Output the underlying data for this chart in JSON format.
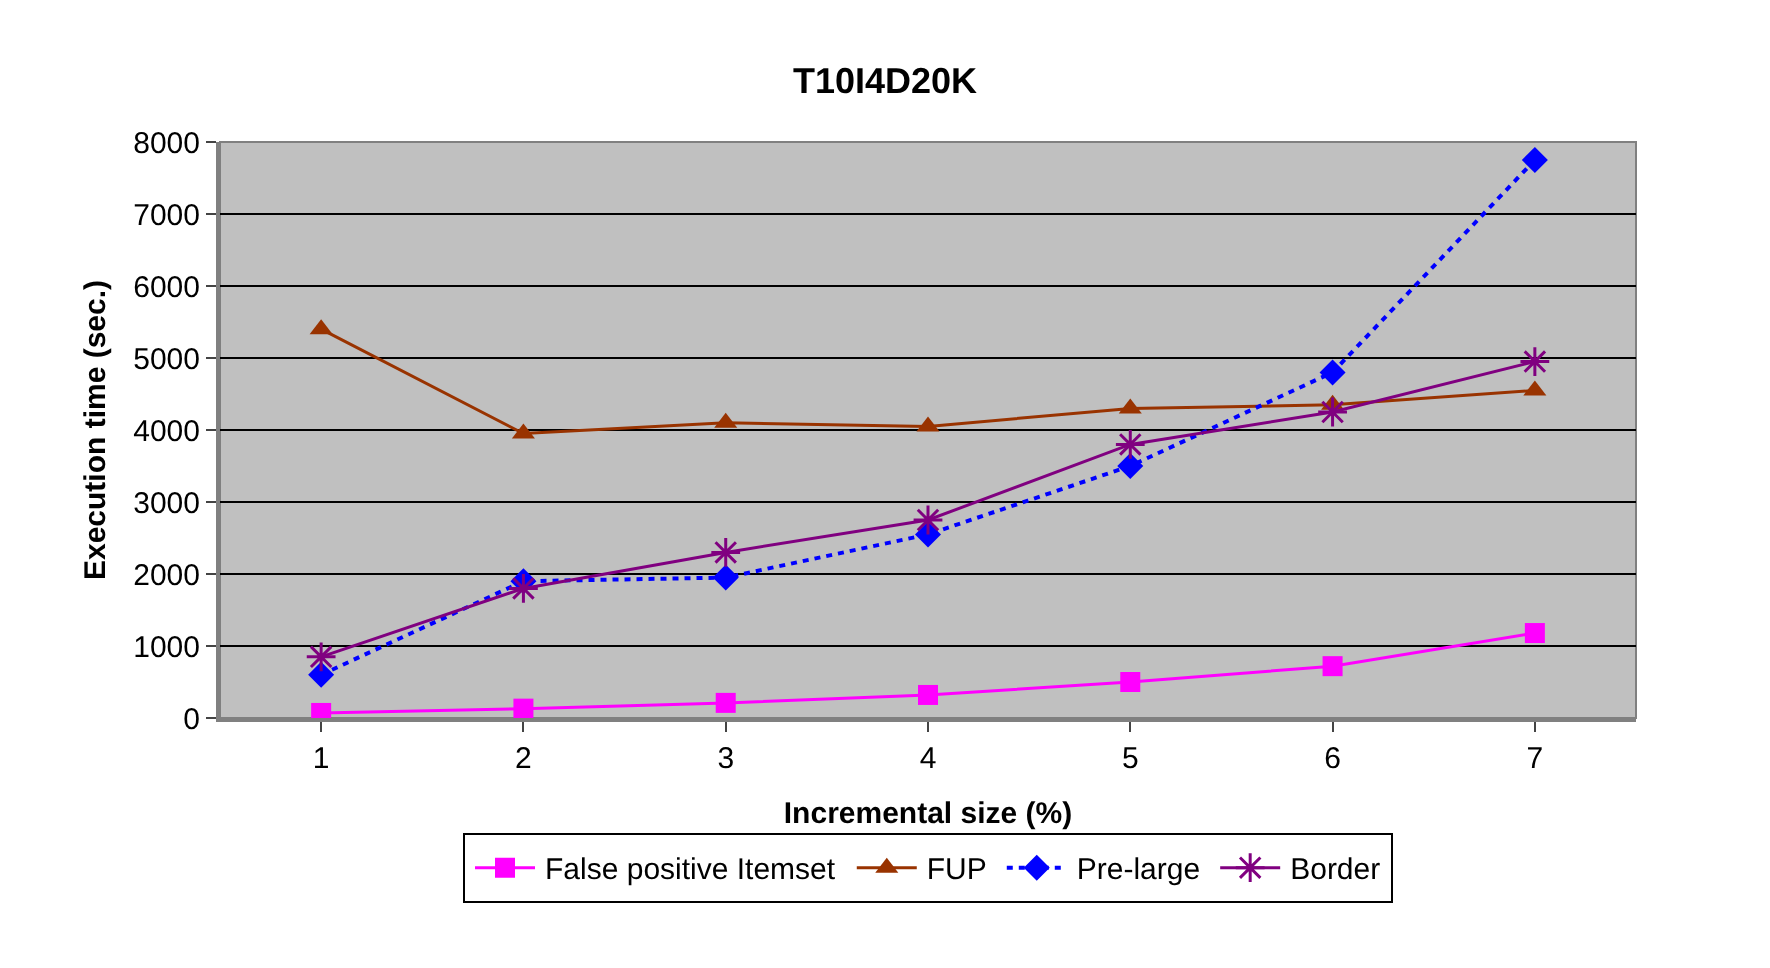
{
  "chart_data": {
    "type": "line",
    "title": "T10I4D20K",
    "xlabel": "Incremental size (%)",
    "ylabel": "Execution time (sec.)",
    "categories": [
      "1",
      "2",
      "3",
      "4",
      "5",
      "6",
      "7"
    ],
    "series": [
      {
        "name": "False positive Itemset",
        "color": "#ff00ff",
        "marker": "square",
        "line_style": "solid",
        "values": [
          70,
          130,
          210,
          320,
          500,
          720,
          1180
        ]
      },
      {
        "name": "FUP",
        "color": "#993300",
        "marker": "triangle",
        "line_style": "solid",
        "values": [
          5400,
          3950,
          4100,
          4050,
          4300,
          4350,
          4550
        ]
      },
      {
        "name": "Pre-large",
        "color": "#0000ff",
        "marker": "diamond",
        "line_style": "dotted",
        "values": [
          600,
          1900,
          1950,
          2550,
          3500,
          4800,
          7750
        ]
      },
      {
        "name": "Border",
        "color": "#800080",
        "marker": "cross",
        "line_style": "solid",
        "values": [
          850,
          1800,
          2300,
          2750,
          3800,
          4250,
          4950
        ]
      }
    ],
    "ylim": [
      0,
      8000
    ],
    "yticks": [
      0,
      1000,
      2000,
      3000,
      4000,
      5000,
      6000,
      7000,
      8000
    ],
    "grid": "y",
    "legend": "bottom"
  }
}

┄┄┄┄┄┄┄┄┄┄┄┄┄┄┄┄┄┄┄┄

EXERCISE.
Return each line of the listing that holds the string "marker".

SOLUTION FOR THIS TASK.
        "marker": "square",
        "marker": "triangle",
        "marker": "diamond",
        "marker": "cross",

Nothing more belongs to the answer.